DATASET CONTENT -

————

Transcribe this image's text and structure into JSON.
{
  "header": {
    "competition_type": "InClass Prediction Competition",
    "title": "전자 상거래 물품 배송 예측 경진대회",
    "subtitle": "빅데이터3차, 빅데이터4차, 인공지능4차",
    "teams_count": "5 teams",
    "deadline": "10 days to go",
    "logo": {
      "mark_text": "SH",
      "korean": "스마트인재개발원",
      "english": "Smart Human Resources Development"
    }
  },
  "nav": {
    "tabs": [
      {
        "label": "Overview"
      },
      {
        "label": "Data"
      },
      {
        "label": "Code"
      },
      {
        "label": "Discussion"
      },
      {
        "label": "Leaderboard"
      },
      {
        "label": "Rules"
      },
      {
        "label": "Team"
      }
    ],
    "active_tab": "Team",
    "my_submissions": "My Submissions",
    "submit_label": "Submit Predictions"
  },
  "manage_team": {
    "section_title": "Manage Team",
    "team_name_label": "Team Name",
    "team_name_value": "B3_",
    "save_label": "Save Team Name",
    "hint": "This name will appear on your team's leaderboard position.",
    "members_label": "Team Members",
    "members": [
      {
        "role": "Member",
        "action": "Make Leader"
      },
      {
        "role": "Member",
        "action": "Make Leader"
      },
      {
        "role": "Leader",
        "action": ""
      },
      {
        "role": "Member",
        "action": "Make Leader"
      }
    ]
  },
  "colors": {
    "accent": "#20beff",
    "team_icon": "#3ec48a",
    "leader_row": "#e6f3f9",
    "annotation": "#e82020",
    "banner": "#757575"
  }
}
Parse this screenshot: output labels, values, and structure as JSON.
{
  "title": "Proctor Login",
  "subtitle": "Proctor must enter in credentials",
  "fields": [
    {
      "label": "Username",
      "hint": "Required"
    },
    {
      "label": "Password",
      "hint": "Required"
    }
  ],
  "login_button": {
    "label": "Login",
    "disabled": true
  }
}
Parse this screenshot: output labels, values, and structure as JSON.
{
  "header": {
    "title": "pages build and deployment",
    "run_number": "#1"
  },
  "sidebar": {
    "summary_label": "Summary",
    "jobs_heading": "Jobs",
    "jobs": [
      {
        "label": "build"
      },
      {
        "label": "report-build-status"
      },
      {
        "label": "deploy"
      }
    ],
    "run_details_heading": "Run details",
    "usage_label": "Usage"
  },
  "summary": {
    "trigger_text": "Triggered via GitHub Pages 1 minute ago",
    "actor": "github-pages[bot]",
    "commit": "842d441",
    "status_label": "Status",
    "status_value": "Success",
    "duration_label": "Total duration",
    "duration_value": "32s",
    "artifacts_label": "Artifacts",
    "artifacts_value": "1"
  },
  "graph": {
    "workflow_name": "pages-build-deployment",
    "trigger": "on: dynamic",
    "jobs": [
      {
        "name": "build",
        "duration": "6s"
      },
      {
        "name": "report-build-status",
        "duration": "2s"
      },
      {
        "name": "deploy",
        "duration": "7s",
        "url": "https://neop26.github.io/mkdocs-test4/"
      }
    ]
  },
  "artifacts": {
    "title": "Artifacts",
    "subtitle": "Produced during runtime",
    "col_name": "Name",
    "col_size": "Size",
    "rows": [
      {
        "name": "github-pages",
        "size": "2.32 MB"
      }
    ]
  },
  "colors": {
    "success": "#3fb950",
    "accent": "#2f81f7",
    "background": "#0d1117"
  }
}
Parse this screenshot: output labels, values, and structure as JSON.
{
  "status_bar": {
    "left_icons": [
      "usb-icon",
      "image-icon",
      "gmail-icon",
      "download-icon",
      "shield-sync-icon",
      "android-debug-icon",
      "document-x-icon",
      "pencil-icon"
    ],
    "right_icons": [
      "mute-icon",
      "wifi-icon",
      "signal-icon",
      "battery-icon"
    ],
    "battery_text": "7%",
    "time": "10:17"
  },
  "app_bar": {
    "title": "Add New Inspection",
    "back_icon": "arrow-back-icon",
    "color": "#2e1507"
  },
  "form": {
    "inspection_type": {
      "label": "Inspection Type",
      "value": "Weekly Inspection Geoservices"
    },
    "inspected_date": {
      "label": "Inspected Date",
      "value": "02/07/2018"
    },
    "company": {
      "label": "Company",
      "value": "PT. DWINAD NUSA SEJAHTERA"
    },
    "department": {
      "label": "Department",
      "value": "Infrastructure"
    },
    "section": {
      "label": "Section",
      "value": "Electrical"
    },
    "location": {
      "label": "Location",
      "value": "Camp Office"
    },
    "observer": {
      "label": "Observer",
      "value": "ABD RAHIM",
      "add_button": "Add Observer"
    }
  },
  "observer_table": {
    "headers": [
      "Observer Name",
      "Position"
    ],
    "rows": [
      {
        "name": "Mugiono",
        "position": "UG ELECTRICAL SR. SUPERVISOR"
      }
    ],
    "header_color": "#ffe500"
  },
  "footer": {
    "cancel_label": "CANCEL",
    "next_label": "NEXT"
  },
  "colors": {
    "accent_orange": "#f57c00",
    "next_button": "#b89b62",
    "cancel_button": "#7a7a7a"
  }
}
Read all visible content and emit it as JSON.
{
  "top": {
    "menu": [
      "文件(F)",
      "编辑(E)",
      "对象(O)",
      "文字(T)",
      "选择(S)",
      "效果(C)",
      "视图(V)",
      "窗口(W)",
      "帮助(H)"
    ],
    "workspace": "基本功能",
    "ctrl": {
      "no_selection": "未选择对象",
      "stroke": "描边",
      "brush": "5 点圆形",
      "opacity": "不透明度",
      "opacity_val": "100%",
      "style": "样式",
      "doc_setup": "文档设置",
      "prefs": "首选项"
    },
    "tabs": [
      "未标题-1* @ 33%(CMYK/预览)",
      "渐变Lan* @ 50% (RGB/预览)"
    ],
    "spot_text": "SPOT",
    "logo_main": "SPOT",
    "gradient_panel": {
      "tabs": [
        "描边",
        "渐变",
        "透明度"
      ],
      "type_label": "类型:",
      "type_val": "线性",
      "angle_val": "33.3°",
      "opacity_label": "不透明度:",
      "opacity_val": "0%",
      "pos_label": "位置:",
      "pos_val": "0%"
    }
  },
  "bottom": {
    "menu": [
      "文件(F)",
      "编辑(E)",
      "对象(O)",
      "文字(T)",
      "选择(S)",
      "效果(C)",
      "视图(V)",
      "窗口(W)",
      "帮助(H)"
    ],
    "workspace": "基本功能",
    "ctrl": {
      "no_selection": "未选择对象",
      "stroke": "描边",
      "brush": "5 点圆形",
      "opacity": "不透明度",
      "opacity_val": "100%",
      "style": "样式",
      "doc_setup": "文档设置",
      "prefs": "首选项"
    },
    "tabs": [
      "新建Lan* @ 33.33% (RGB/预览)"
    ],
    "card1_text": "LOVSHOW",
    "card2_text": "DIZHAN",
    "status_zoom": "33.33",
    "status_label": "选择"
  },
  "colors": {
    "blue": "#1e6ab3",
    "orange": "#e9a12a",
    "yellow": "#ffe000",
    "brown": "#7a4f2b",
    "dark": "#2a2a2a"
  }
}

————

WHAT IS EXPECTED - Only the lines from the one with "Read all visible content and emit it as JSON." through the end of the material are wanted; copy them exactly, both ends included.

SOLUTION TO THE PROBLEM -
Read all visible content and emit it as JSON.
{
  "top": {
    "menu": [
      "文件(F)",
      "编辑(E)",
      "对象(O)",
      "文字(T)",
      "选择(S)",
      "效果(C)",
      "视图(V)",
      "窗口(W)",
      "帮助(H)"
    ],
    "workspace": "基本功能",
    "ctrl": {
      "no_selection": "未选择对象",
      "stroke": "描边",
      "brush": "5 点圆形",
      "opacity": "不透明度",
      "opacity_val": "100%",
      "style": "样式",
      "doc_setup": "文档设置",
      "prefs": "首选项"
    },
    "tabs": [
      "未标题-1* @ 33%(CMYK/预览)",
      "渐变Lan* @ 50% (RGB/预览)"
    ],
    "spot_text": "SPOT",
    "logo_main": "SPOT",
    "gradient_panel": {
      "tabs": [
        "描边",
        "渐变",
        "透明度"
      ],
      "type_label": "类型:",
      "type_val": "线性",
      "angle_val": "33.3°",
      "opacity_label": "不透明度:",
      "opacity_val": "0%",
      "pos_label": "位置:",
      "pos_val": "0%"
    }
  },
  "bottom": {
    "menu": [
      "文件(F)",
      "编辑(E)",
      "对象(O)",
      "文字(T)",
      "选择(S)",
      "效果(C)",
      "视图(V)",
      "窗口(W)",
      "帮助(H)"
    ],
    "workspace": "基本功能",
    "ctrl": {
      "no_selection": "未选择对象",
      "stroke": "描边",
      "brush": "5 点圆形",
      "opacity": "不透明度",
      "opacity_val": "100%",
      "style": "样式",
      "doc_setup": "文档设置",
      "prefs": "首选项"
    },
    "tabs": [
      "新建Lan* @ 33.33% (RGB/预览)"
    ],
    "card1_text": "LOVSHOW",
    "card2_text": "DIZHAN",
    "status_zoom": "33.33",
    "status_label": "选择"
  },
  "colors": {
    "blue": "#1e6ab3",
    "orange": "#e9a12a",
    "yellow": "#ffe000",
    "brown": "#7a4f2b",
    "dark": "#2a2a2a"
  }
}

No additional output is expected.